*Exercise*: Copy all entries without alteration and skip the pictures they hold.

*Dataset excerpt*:
________________
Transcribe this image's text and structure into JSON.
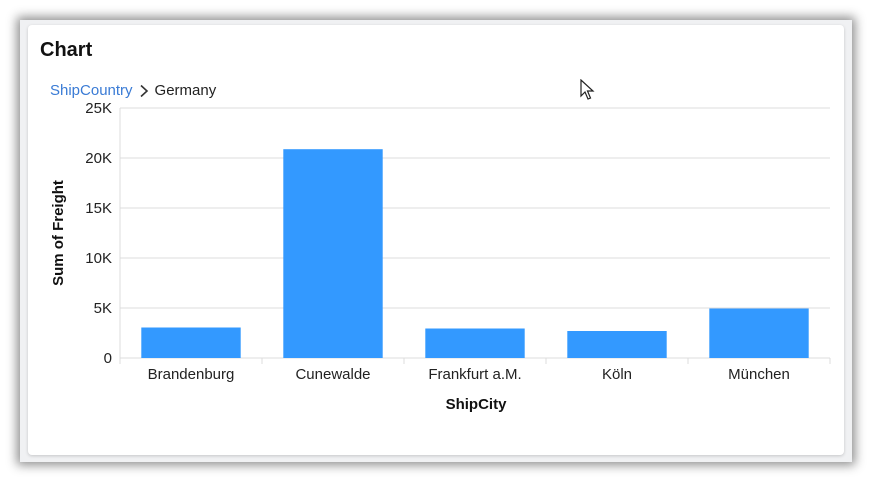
{
  "card": {
    "title": "Chart"
  },
  "breadcrumb": {
    "root": "ShipCountry",
    "current": "Germany",
    "separator_icon": "chevron-right-icon"
  },
  "colors": {
    "bar": "#3399ff",
    "grid": "#dcdcdc",
    "link": "#3a7bd5"
  },
  "chart_data": {
    "type": "bar",
    "xlabel": "ShipCity",
    "ylabel": "Sum of Freight",
    "categories": [
      "Brandenburg",
      "Cunewalde",
      "Frankfurt a.M.",
      "Köln",
      "München"
    ],
    "values": [
      3050,
      20880,
      2950,
      2700,
      4950
    ],
    "ylim": [
      0,
      25000
    ],
    "yticks": [
      0,
      5000,
      10000,
      15000,
      20000,
      25000
    ],
    "ytick_labels": [
      "0",
      "5K",
      "10K",
      "15K",
      "20K",
      "25K"
    ],
    "grid": true,
    "legend": "none"
  }
}
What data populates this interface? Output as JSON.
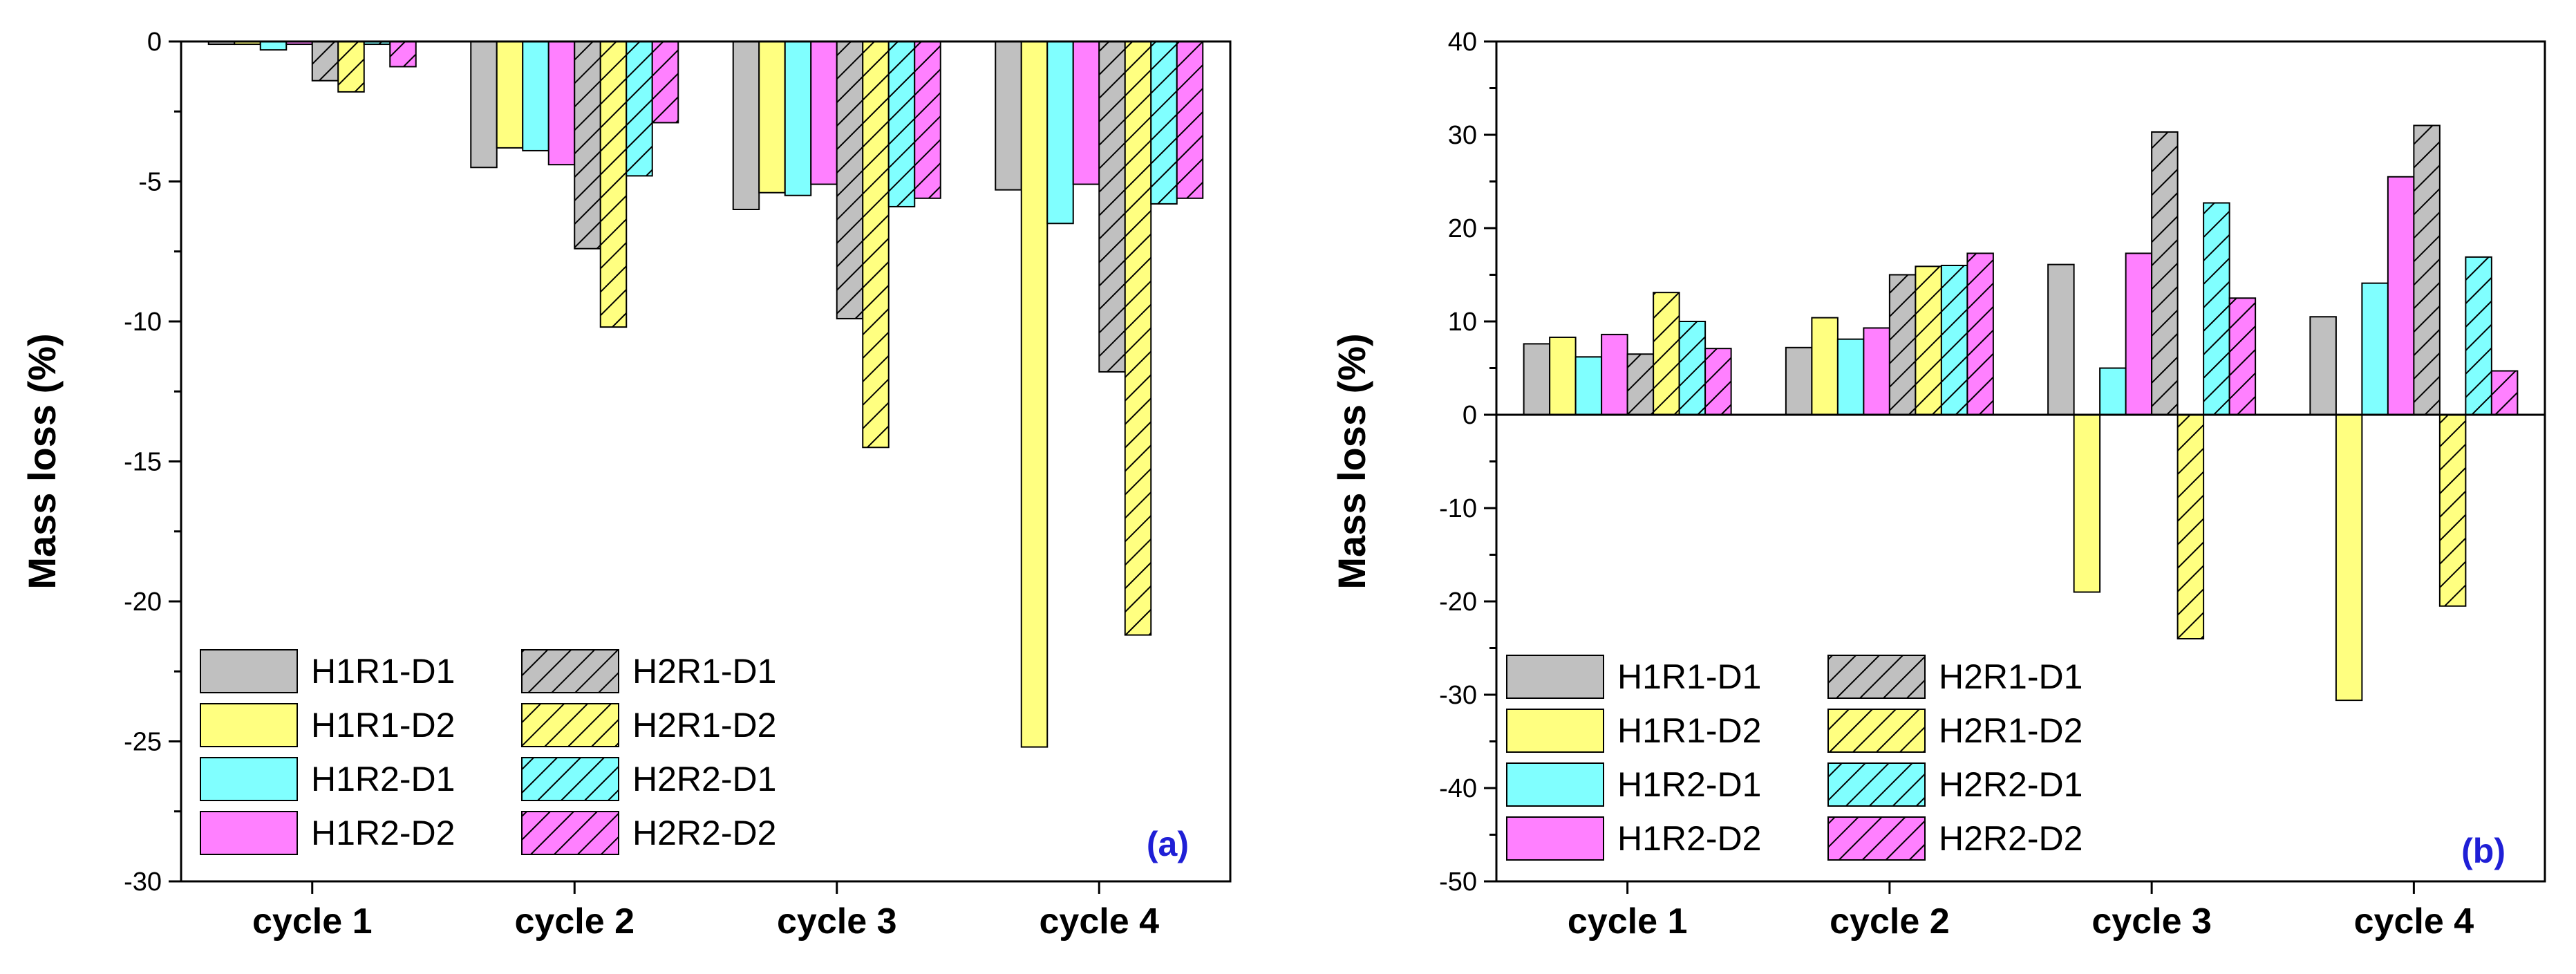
{
  "chart_data": [
    {
      "type": "bar",
      "panel_label": "(a)",
      "ylabel": "Mass loss (%)",
      "ylim": [
        -30,
        0
      ],
      "yticks": [
        0,
        -5,
        -10,
        -15,
        -20,
        -25,
        -30
      ],
      "categories": [
        "cycle 1",
        "cycle 2",
        "cycle 3",
        "cycle 4"
      ],
      "legend_position": "bottom-left",
      "series": [
        {
          "name": "H1R1-D1",
          "color": "#c0c0c0",
          "hatched": false,
          "values": [
            -0.1,
            -4.5,
            -6.0,
            -5.3
          ]
        },
        {
          "name": "H1R1-D2",
          "color": "#ffff80",
          "hatched": false,
          "values": [
            -0.1,
            -3.8,
            -5.4,
            -25.2
          ]
        },
        {
          "name": "H1R2-D1",
          "color": "#80ffff",
          "hatched": false,
          "values": [
            -0.3,
            -3.9,
            -5.5,
            -6.5
          ]
        },
        {
          "name": "H1R2-D2",
          "color": "#ff80ff",
          "hatched": false,
          "values": [
            -0.1,
            -4.4,
            -5.1,
            -5.1
          ]
        },
        {
          "name": "H2R1-D1",
          "color": "#c0c0c0",
          "hatched": true,
          "values": [
            -1.4,
            -7.4,
            -9.9,
            -11.8
          ]
        },
        {
          "name": "H2R1-D2",
          "color": "#ffff80",
          "hatched": true,
          "values": [
            -1.8,
            -10.2,
            -14.5,
            -21.2
          ]
        },
        {
          "name": "H2R2-D1",
          "color": "#80ffff",
          "hatched": true,
          "values": [
            -0.1,
            -4.8,
            -5.9,
            -5.8
          ]
        },
        {
          "name": "H2R2-D2",
          "color": "#ff80ff",
          "hatched": true,
          "values": [
            -0.9,
            -2.9,
            -5.6,
            -5.6
          ]
        }
      ]
    },
    {
      "type": "bar",
      "panel_label": "(b)",
      "ylabel": "Mass loss (%)",
      "ylim": [
        -50,
        40
      ],
      "yticks": [
        40,
        30,
        20,
        10,
        0,
        -10,
        -20,
        -30,
        -40,
        -50
      ],
      "categories": [
        "cycle 1",
        "cycle 2",
        "cycle 3",
        "cycle 4"
      ],
      "legend_position": "bottom-left",
      "series": [
        {
          "name": "H1R1-D1",
          "color": "#c0c0c0",
          "hatched": false,
          "values": [
            7.6,
            7.2,
            16.1,
            10.5
          ]
        },
        {
          "name": "H1R1-D2",
          "color": "#ffff80",
          "hatched": false,
          "values": [
            8.3,
            10.4,
            -19.0,
            -30.6
          ]
        },
        {
          "name": "H1R2-D1",
          "color": "#80ffff",
          "hatched": false,
          "values": [
            6.2,
            8.1,
            5.0,
            14.1
          ]
        },
        {
          "name": "H1R2-D2",
          "color": "#ff80ff",
          "hatched": false,
          "values": [
            8.6,
            9.3,
            17.3,
            25.5
          ]
        },
        {
          "name": "H2R1-D1",
          "color": "#c0c0c0",
          "hatched": true,
          "values": [
            6.5,
            15.0,
            30.3,
            31.0
          ]
        },
        {
          "name": "H2R1-D2",
          "color": "#ffff80",
          "hatched": true,
          "values": [
            13.1,
            15.9,
            -24.0,
            -20.5
          ]
        },
        {
          "name": "H2R2-D1",
          "color": "#80ffff",
          "hatched": true,
          "values": [
            10.0,
            16.0,
            22.7,
            16.9
          ]
        },
        {
          "name": "H2R2-D2",
          "color": "#ff80ff",
          "hatched": true,
          "values": [
            7.1,
            17.3,
            12.5,
            4.7
          ]
        }
      ]
    }
  ]
}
________________
*Task output*:
Transcribe this image's text and structure into JSON.
{
  "card": {
    "title": "Chart"
  },
  "breadcrumb": {
    "root": "ShipCountry",
    "current": "Germany",
    "separator_icon": "chevron-right-icon"
  },
  "colors": {
    "bar": "#3399ff",
    "grid": "#dcdcdc",
    "link": "#3a7bd5"
  },
  "chart_data": {
    "type": "bar",
    "xlabel": "ShipCity",
    "ylabel": "Sum of Freight",
    "categories": [
      "Brandenburg",
      "Cunewalde",
      "Frankfurt a.M.",
      "Köln",
      "München"
    ],
    "values": [
      3050,
      20880,
      2950,
      2700,
      4950
    ],
    "ylim": [
      0,
      25000
    ],
    "yticks": [
      0,
      5000,
      10000,
      15000,
      20000,
      25000
    ],
    "ytick_labels": [
      "0",
      "5K",
      "10K",
      "15K",
      "20K",
      "25K"
    ],
    "grid": true,
    "legend": "none"
  }
}
What data populates this interface? Output as JSON.
{
  "chart_data": [
    {
      "type": "bar",
      "panel_label": "(a)",
      "ylabel": "Mass loss (%)",
      "ylim": [
        -30,
        0
      ],
      "yticks": [
        0,
        -5,
        -10,
        -15,
        -20,
        -25,
        -30
      ],
      "categories": [
        "cycle 1",
        "cycle 2",
        "cycle 3",
        "cycle 4"
      ],
      "legend_position": "bottom-left",
      "series": [
        {
          "name": "H1R1-D1",
          "color": "#c0c0c0",
          "hatched": false,
          "values": [
            -0.1,
            -4.5,
            -6.0,
            -5.3
          ]
        },
        {
          "name": "H1R1-D2",
          "color": "#ffff80",
          "hatched": false,
          "values": [
            -0.1,
            -3.8,
            -5.4,
            -25.2
          ]
        },
        {
          "name": "H1R2-D1",
          "color": "#80ffff",
          "hatched": false,
          "values": [
            -0.3,
            -3.9,
            -5.5,
            -6.5
          ]
        },
        {
          "name": "H1R2-D2",
          "color": "#ff80ff",
          "hatched": false,
          "values": [
            -0.1,
            -4.4,
            -5.1,
            -5.1
          ]
        },
        {
          "name": "H2R1-D1",
          "color": "#c0c0c0",
          "hatched": true,
          "values": [
            -1.4,
            -7.4,
            -9.9,
            -11.8
          ]
        },
        {
          "name": "H2R1-D2",
          "color": "#ffff80",
          "hatched": true,
          "values": [
            -1.8,
            -10.2,
            -14.5,
            -21.2
          ]
        },
        {
          "name": "H2R2-D1",
          "color": "#80ffff",
          "hatched": true,
          "values": [
            -0.1,
            -4.8,
            -5.9,
            -5.8
          ]
        },
        {
          "name": "H2R2-D2",
          "color": "#ff80ff",
          "hatched": true,
          "values": [
            -0.9,
            -2.9,
            -5.6,
            -5.6
          ]
        }
      ]
    },
    {
      "type": "bar",
      "panel_label": "(b)",
      "ylabel": "Mass loss (%)",
      "ylim": [
        -50,
        40
      ],
      "yticks": [
        40,
        30,
        20,
        10,
        0,
        -10,
        -20,
        -30,
        -40,
        -50
      ],
      "categories": [
        "cycle 1",
        "cycle 2",
        "cycle 3",
        "cycle 4"
      ],
      "legend_position": "bottom-left",
      "series": [
        {
          "name": "H1R1-D1",
          "color": "#c0c0c0",
          "hatched": false,
          "values": [
            7.6,
            7.2,
            16.1,
            10.5
          ]
        },
        {
          "name": "H1R1-D2",
          "color": "#ffff80",
          "hatched": false,
          "values": [
            8.3,
            10.4,
            -19.0,
            -30.6
          ]
        },
        {
          "name": "H1R2-D1",
          "color": "#80ffff",
          "hatched": false,
          "values": [
            6.2,
            8.1,
            5.0,
            14.1
          ]
        },
        {
          "name": "H1R2-D2",
          "color": "#ff80ff",
          "hatched": false,
          "values": [
            8.6,
            9.3,
            17.3,
            25.5
          ]
        },
        {
          "name": "H2R1-D1",
          "color": "#c0c0c0",
          "hatched": true,
          "values": [
            6.5,
            15.0,
            30.3,
            31.0
          ]
        },
        {
          "name": "H2R1-D2",
          "color": "#ffff80",
          "hatched": true,
          "values": [
            13.1,
            15.9,
            -24.0,
            -20.5
          ]
        },
        {
          "name": "H2R2-D1",
          "color": "#80ffff",
          "hatched": true,
          "values": [
            10.0,
            16.0,
            22.7,
            16.9
          ]
        },
        {
          "name": "H2R2-D2",
          "color": "#ff80ff",
          "hatched": true,
          "values": [
            7.1,
            17.3,
            12.5,
            4.7
          ]
        }
      ]
    }
  ]
}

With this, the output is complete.